Short task: Check each line of the data below for the word "this", then extract the ones that have it.

Supplied data:
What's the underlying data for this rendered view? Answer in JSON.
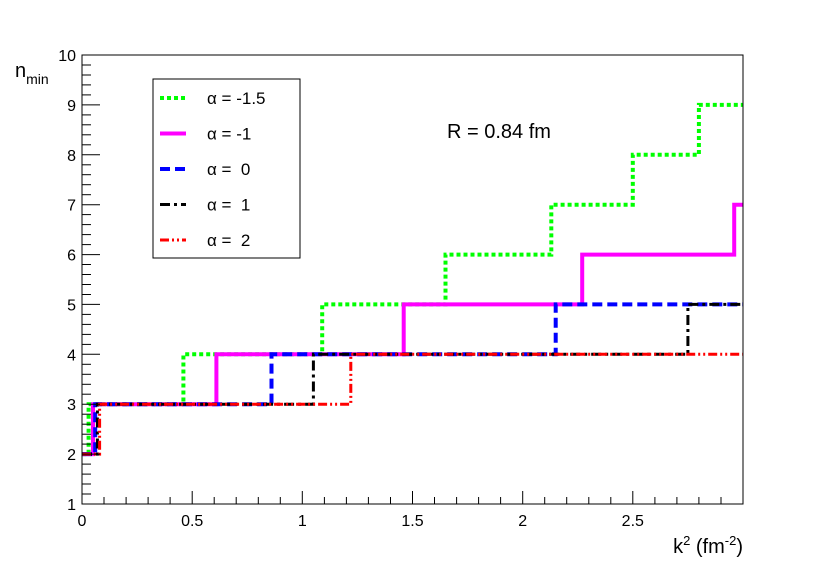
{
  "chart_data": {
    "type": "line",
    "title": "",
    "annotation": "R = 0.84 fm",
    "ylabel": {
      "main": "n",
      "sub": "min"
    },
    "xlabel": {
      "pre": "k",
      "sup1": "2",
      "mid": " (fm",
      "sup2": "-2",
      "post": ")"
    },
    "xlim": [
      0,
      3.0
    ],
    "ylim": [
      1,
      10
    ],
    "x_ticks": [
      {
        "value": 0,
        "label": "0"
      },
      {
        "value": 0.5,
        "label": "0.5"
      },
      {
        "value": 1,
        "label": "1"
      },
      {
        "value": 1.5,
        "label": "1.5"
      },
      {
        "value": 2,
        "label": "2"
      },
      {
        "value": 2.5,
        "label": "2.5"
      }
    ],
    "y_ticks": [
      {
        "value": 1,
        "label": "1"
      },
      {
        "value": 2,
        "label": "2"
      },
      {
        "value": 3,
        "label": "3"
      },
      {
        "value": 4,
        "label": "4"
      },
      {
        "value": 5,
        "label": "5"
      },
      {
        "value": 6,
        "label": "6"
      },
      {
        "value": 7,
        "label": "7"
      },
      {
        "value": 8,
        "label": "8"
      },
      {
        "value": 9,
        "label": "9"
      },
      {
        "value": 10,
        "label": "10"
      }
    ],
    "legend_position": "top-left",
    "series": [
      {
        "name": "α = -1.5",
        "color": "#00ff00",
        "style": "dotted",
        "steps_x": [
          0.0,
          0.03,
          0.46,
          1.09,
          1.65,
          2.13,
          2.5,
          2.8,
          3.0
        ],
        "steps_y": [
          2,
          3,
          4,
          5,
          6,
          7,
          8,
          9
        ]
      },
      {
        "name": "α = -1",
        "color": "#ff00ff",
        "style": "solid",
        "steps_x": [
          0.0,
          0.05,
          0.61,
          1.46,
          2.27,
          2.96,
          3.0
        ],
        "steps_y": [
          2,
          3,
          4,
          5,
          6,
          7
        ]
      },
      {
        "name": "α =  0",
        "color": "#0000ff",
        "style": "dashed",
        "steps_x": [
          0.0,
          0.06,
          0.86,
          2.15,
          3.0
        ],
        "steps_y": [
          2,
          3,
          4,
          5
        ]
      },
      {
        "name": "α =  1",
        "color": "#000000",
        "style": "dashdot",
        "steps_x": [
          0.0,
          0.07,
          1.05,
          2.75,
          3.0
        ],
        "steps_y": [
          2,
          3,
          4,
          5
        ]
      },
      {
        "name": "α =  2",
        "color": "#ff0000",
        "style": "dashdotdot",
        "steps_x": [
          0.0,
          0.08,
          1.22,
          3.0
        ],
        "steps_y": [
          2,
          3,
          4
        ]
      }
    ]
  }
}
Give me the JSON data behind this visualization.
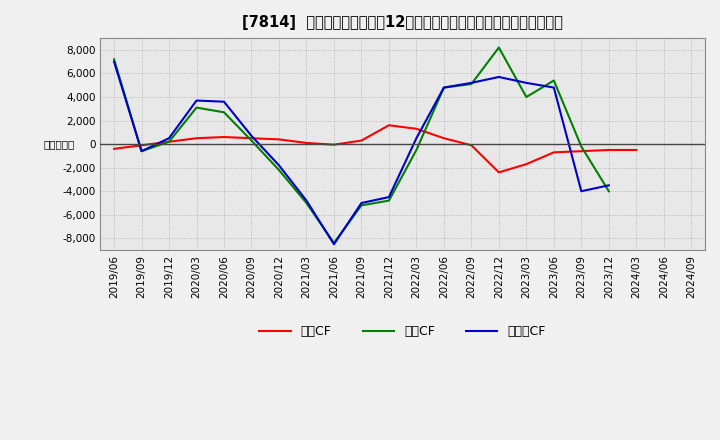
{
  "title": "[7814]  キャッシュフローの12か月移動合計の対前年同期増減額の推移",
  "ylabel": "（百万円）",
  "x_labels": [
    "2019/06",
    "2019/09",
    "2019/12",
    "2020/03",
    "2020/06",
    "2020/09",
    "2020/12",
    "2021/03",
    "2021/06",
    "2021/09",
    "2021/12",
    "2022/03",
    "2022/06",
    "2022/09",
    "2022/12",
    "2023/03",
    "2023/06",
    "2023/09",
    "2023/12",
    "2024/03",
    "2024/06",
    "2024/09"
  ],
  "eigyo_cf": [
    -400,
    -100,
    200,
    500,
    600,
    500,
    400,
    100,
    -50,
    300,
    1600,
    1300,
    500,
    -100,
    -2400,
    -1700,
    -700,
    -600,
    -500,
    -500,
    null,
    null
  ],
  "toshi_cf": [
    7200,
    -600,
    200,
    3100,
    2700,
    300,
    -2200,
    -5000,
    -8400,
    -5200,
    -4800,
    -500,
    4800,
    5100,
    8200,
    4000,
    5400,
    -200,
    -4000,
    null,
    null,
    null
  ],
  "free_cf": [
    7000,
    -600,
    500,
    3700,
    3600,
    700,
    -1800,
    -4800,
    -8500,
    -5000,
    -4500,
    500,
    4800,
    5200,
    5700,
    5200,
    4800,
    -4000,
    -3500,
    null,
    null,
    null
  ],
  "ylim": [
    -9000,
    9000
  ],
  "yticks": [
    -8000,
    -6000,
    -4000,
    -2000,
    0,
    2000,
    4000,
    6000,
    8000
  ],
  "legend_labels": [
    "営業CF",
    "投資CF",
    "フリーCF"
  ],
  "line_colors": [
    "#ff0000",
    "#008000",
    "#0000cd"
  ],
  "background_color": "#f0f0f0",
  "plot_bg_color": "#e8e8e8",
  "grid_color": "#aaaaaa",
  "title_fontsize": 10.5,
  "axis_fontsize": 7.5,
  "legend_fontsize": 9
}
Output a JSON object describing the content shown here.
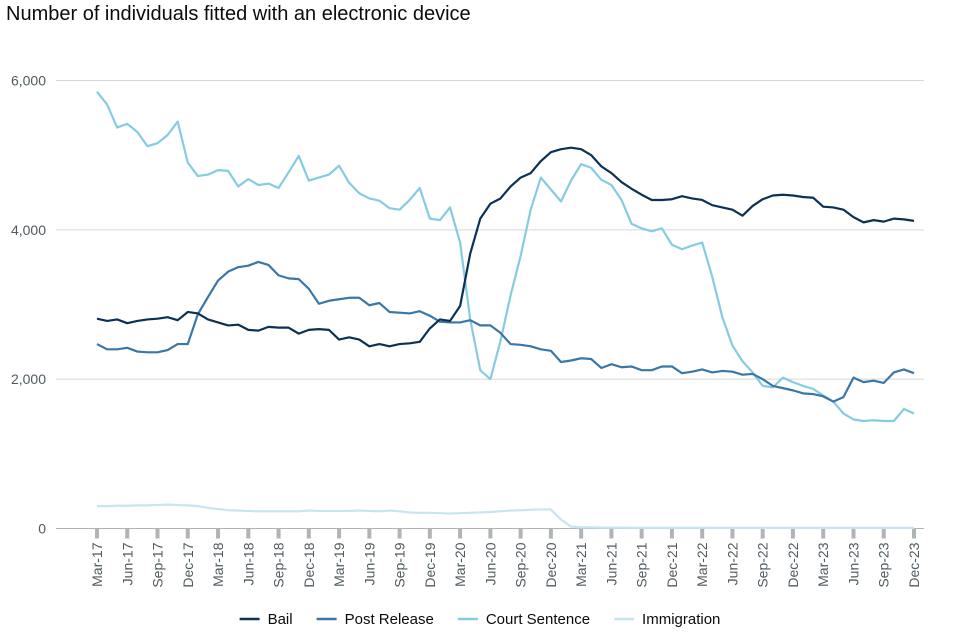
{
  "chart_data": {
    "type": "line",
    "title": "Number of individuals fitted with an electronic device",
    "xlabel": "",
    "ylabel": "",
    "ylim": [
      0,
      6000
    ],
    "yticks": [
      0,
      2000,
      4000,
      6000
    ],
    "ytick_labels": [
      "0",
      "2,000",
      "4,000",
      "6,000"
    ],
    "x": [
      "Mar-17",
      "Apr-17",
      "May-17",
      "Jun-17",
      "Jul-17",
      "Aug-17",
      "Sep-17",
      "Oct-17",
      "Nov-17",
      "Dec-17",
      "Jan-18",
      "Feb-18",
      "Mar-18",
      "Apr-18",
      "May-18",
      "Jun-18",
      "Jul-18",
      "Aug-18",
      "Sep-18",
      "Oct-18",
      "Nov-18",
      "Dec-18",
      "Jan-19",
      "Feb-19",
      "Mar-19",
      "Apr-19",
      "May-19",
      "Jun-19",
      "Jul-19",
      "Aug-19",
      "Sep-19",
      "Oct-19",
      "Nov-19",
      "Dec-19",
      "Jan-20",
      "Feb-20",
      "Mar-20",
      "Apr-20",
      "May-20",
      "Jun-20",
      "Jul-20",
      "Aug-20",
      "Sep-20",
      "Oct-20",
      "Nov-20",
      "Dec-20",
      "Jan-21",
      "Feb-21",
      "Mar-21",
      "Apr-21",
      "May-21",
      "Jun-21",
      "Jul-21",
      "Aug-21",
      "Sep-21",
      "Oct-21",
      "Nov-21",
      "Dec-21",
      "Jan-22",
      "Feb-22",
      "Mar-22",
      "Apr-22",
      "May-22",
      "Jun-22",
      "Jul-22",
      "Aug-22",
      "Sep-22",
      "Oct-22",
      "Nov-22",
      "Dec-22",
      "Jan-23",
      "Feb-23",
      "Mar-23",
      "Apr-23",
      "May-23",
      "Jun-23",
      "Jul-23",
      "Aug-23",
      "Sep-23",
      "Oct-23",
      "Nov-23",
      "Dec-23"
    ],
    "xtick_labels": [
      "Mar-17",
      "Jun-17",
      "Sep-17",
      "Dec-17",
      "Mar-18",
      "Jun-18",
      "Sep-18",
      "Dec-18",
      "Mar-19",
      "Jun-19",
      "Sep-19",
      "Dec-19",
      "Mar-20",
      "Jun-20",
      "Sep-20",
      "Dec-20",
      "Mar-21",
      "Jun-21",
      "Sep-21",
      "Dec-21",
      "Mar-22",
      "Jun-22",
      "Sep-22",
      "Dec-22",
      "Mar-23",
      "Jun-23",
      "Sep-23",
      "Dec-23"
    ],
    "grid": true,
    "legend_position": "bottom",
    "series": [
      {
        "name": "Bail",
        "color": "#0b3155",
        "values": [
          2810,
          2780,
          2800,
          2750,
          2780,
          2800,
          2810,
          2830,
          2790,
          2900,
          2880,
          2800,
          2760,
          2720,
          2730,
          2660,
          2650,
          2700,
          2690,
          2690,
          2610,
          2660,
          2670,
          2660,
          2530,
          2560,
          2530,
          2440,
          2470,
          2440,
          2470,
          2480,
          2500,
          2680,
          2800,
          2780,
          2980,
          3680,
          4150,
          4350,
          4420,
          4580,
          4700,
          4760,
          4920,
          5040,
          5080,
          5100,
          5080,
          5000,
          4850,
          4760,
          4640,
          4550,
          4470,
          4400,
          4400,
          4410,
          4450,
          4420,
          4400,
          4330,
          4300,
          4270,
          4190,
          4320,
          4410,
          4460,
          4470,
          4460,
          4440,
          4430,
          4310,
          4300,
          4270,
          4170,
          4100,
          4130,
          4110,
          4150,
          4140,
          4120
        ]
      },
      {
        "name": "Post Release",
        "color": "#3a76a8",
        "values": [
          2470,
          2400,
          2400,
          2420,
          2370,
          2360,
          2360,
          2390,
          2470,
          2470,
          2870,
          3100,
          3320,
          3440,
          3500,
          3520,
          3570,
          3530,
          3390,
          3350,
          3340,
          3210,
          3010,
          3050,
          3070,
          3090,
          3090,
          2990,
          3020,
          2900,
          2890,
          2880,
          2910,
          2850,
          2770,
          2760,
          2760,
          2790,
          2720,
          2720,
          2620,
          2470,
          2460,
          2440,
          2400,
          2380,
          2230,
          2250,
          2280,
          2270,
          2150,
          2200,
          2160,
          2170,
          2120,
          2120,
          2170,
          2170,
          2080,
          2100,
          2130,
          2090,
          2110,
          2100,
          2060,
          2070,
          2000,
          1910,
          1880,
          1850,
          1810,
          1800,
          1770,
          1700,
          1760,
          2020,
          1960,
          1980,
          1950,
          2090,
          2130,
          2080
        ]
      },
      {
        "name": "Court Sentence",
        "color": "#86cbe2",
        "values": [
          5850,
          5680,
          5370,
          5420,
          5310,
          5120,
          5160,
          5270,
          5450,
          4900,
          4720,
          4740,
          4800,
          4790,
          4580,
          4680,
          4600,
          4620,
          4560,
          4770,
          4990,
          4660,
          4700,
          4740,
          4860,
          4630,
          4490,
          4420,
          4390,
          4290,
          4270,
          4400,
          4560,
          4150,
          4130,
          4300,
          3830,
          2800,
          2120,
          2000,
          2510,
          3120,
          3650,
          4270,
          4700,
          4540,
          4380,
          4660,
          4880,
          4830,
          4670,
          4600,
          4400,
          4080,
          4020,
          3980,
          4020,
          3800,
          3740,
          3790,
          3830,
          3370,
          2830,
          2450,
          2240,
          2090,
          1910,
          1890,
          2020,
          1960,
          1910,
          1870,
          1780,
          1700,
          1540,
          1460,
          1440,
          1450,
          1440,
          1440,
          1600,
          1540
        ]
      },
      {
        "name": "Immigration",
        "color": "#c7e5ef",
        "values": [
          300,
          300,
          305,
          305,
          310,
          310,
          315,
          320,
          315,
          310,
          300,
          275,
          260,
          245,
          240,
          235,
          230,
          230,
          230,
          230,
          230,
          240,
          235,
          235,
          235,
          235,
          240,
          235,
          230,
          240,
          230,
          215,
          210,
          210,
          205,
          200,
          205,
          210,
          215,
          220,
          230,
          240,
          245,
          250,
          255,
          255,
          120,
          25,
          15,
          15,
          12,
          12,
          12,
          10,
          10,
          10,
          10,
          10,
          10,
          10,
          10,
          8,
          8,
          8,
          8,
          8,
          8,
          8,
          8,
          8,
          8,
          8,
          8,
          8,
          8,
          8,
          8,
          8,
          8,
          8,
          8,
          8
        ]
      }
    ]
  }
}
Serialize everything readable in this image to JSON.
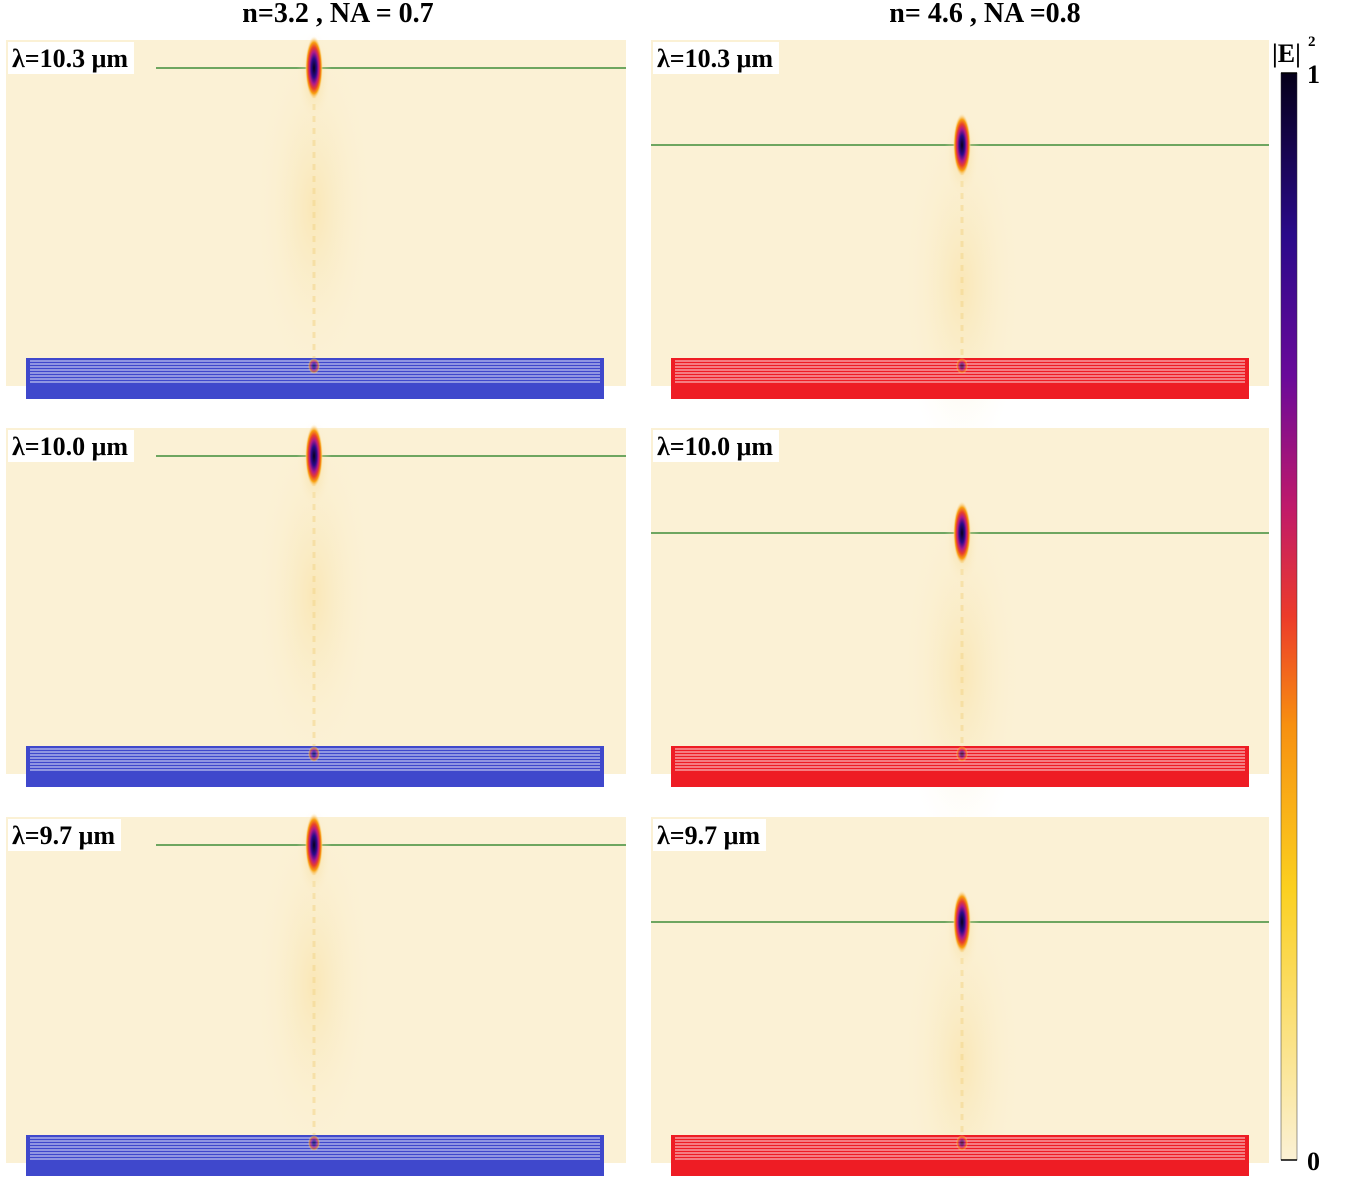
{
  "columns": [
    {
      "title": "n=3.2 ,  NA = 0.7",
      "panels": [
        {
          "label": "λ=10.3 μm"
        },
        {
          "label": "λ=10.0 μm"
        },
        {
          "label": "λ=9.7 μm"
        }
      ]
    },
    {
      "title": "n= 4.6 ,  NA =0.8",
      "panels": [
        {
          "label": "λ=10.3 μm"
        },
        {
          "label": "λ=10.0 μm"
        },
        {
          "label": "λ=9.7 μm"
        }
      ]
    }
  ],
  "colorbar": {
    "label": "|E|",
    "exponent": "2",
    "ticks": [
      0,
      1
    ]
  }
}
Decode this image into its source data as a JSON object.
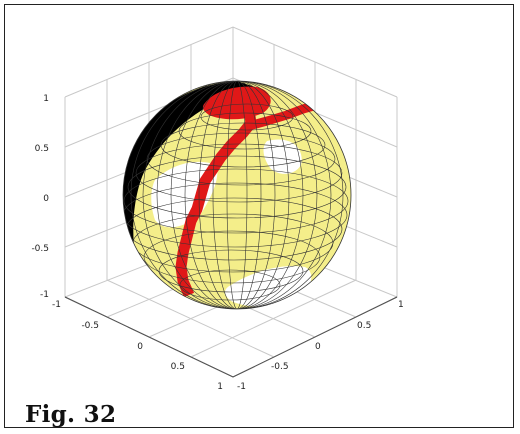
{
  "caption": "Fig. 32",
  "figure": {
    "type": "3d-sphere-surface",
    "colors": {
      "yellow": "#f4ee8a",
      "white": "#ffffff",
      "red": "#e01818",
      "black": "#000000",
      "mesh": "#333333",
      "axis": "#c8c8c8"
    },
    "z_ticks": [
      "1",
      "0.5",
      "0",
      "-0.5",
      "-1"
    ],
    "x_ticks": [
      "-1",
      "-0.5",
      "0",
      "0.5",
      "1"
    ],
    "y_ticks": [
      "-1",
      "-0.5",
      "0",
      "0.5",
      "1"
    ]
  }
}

Task output:
What's the underlying data for this rendered view? Answer in JSON.
Give me the JSON data behind this visualization.
Serialize everything readable in this image to JSON.
Decode this image into its source data as a JSON object.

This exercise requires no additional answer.